**** RECORDS SHOWN ****

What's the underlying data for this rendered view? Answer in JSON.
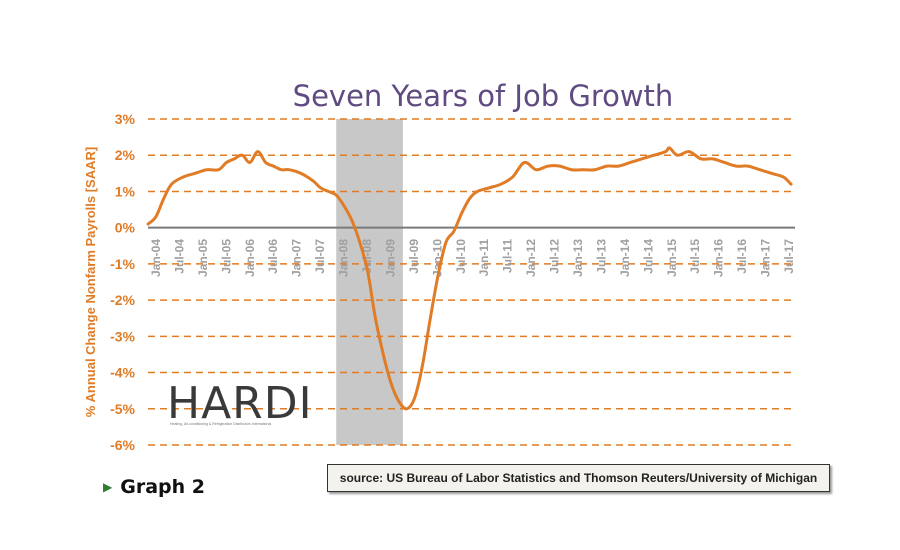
{
  "caption": {
    "arrow_icon": "triangle-right-icon",
    "text": "Graph 2"
  },
  "source": "source: US Bureau of Labor Statistics and Thomson Reuters/University of Michigan",
  "logo": {
    "text": "HARDI",
    "tagline": "Heating, Air-conditioning & Refrigeration Distributors International"
  },
  "colors": {
    "line": "#e07b26",
    "grid": "#e07b26",
    "recession": "#c8c8c8",
    "title": "#5f4b82"
  },
  "chart_data": {
    "type": "line",
    "title": "Seven Years of Job Growth",
    "xlabel": "",
    "ylabel": "% Annual Change Nonfarm Payrolls [SAAR]",
    "ylim": [
      -6,
      3
    ],
    "yticks": [
      3,
      2,
      1,
      0,
      -1,
      -2,
      -3,
      -4,
      -5,
      -6
    ],
    "ytick_labels": [
      "3%",
      "2%",
      "1%",
      "0%",
      "-1%",
      "-2%",
      "-3%",
      "-4%",
      "-5%",
      "-6%"
    ],
    "xlim": [
      "2004-01",
      "2017-10"
    ],
    "xtick_labels": [
      "Jan-04",
      "Jul-04",
      "Jan-05",
      "Jul-05",
      "Jan-06",
      "Jul-06",
      "Jan-07",
      "Jul-07",
      "Jan-08",
      "Jul-08",
      "Jan-09",
      "Jul-09",
      "Jan-10",
      "Jul-10",
      "Jan-11",
      "Jul-11",
      "Jan-12",
      "Jul-12",
      "Jan-13",
      "Jul-13",
      "Jan-14",
      "Jul-14",
      "Jan-15",
      "Jul-15",
      "Jan-16",
      "Jul-16",
      "Jan-17",
      "Jul-17"
    ],
    "recession_shading": [
      "2008-01",
      "2009-06"
    ],
    "grid": true,
    "series": [
      {
        "x": [
          "2004-01",
          "2004-03",
          "2004-05",
          "2004-07",
          "2004-10",
          "2005-01",
          "2005-04",
          "2005-07",
          "2005-09",
          "2005-11",
          "2006-01",
          "2006-03",
          "2006-05",
          "2006-07",
          "2006-09",
          "2006-11",
          "2007-01",
          "2007-04",
          "2007-07",
          "2007-09",
          "2007-11",
          "2008-01",
          "2008-03",
          "2008-05",
          "2008-07",
          "2008-09",
          "2008-11",
          "2009-01",
          "2009-03",
          "2009-05",
          "2009-07",
          "2009-09",
          "2009-11",
          "2010-01",
          "2010-03",
          "2010-05",
          "2010-07",
          "2010-09",
          "2010-11",
          "2011-01",
          "2011-04",
          "2011-07",
          "2011-10",
          "2012-01",
          "2012-04",
          "2012-07",
          "2012-10",
          "2013-01",
          "2013-04",
          "2013-07",
          "2013-10",
          "2014-01",
          "2014-04",
          "2014-07",
          "2014-10",
          "2015-01",
          "2015-02",
          "2015-04",
          "2015-07",
          "2015-10",
          "2016-01",
          "2016-04",
          "2016-07",
          "2016-10",
          "2017-01",
          "2017-04",
          "2017-07",
          "2017-09"
        ],
        "values": [
          0.1,
          0.3,
          0.8,
          1.2,
          1.4,
          1.5,
          1.6,
          1.6,
          1.8,
          1.9,
          2.0,
          1.8,
          2.1,
          1.8,
          1.7,
          1.6,
          1.6,
          1.5,
          1.3,
          1.1,
          1.0,
          0.9,
          0.6,
          0.2,
          -0.4,
          -1.2,
          -2.5,
          -3.5,
          -4.3,
          -4.8,
          -5.0,
          -4.7,
          -3.8,
          -2.5,
          -1.3,
          -0.4,
          -0.1,
          0.4,
          0.8,
          1.0,
          1.1,
          1.2,
          1.4,
          1.8,
          1.6,
          1.7,
          1.7,
          1.6,
          1.6,
          1.6,
          1.7,
          1.7,
          1.8,
          1.9,
          2.0,
          2.1,
          2.2,
          2.0,
          2.1,
          1.9,
          1.9,
          1.8,
          1.7,
          1.7,
          1.6,
          1.5,
          1.4,
          1.2
        ]
      }
    ]
  }
}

****

TASK GOAL
Return each line exactly as written. Any picture gets left out.

ANSWER TO THIS TASK
What's the underlying data for this rendered view? Answer in JSON.
{
  "caption": {
    "arrow_icon": "triangle-right-icon",
    "text": "Graph 2"
  },
  "source": "source: US Bureau of Labor Statistics and Thomson Reuters/University of Michigan",
  "logo": {
    "text": "HARDI",
    "tagline": "Heating, Air-conditioning & Refrigeration Distributors International"
  },
  "colors": {
    "line": "#e07b26",
    "grid": "#e07b26",
    "recession": "#c8c8c8",
    "title": "#5f4b82"
  },
  "chart_data": {
    "type": "line",
    "title": "Seven Years of Job Growth",
    "xlabel": "",
    "ylabel": "% Annual Change Nonfarm Payrolls [SAAR]",
    "ylim": [
      -6,
      3
    ],
    "yticks": [
      3,
      2,
      1,
      0,
      -1,
      -2,
      -3,
      -4,
      -5,
      -6
    ],
    "ytick_labels": [
      "3%",
      "2%",
      "1%",
      "0%",
      "-1%",
      "-2%",
      "-3%",
      "-4%",
      "-5%",
      "-6%"
    ],
    "xlim": [
      "2004-01",
      "2017-10"
    ],
    "xtick_labels": [
      "Jan-04",
      "Jul-04",
      "Jan-05",
      "Jul-05",
      "Jan-06",
      "Jul-06",
      "Jan-07",
      "Jul-07",
      "Jan-08",
      "Jul-08",
      "Jan-09",
      "Jul-09",
      "Jan-10",
      "Jul-10",
      "Jan-11",
      "Jul-11",
      "Jan-12",
      "Jul-12",
      "Jan-13",
      "Jul-13",
      "Jan-14",
      "Jul-14",
      "Jan-15",
      "Jul-15",
      "Jan-16",
      "Jul-16",
      "Jan-17",
      "Jul-17"
    ],
    "recession_shading": [
      "2008-01",
      "2009-06"
    ],
    "grid": true,
    "series": [
      {
        "x": [
          "2004-01",
          "2004-03",
          "2004-05",
          "2004-07",
          "2004-10",
          "2005-01",
          "2005-04",
          "2005-07",
          "2005-09",
          "2005-11",
          "2006-01",
          "2006-03",
          "2006-05",
          "2006-07",
          "2006-09",
          "2006-11",
          "2007-01",
          "2007-04",
          "2007-07",
          "2007-09",
          "2007-11",
          "2008-01",
          "2008-03",
          "2008-05",
          "2008-07",
          "2008-09",
          "2008-11",
          "2009-01",
          "2009-03",
          "2009-05",
          "2009-07",
          "2009-09",
          "2009-11",
          "2010-01",
          "2010-03",
          "2010-05",
          "2010-07",
          "2010-09",
          "2010-11",
          "2011-01",
          "2011-04",
          "2011-07",
          "2011-10",
          "2012-01",
          "2012-04",
          "2012-07",
          "2012-10",
          "2013-01",
          "2013-04",
          "2013-07",
          "2013-10",
          "2014-01",
          "2014-04",
          "2014-07",
          "2014-10",
          "2015-01",
          "2015-02",
          "2015-04",
          "2015-07",
          "2015-10",
          "2016-01",
          "2016-04",
          "2016-07",
          "2016-10",
          "2017-01",
          "2017-04",
          "2017-07",
          "2017-09"
        ],
        "values": [
          0.1,
          0.3,
          0.8,
          1.2,
          1.4,
          1.5,
          1.6,
          1.6,
          1.8,
          1.9,
          2.0,
          1.8,
          2.1,
          1.8,
          1.7,
          1.6,
          1.6,
          1.5,
          1.3,
          1.1,
          1.0,
          0.9,
          0.6,
          0.2,
          -0.4,
          -1.2,
          -2.5,
          -3.5,
          -4.3,
          -4.8,
          -5.0,
          -4.7,
          -3.8,
          -2.5,
          -1.3,
          -0.4,
          -0.1,
          0.4,
          0.8,
          1.0,
          1.1,
          1.2,
          1.4,
          1.8,
          1.6,
          1.7,
          1.7,
          1.6,
          1.6,
          1.6,
          1.7,
          1.7,
          1.8,
          1.9,
          2.0,
          2.1,
          2.2,
          2.0,
          2.1,
          1.9,
          1.9,
          1.8,
          1.7,
          1.7,
          1.6,
          1.5,
          1.4,
          1.2
        ]
      }
    ]
  }
}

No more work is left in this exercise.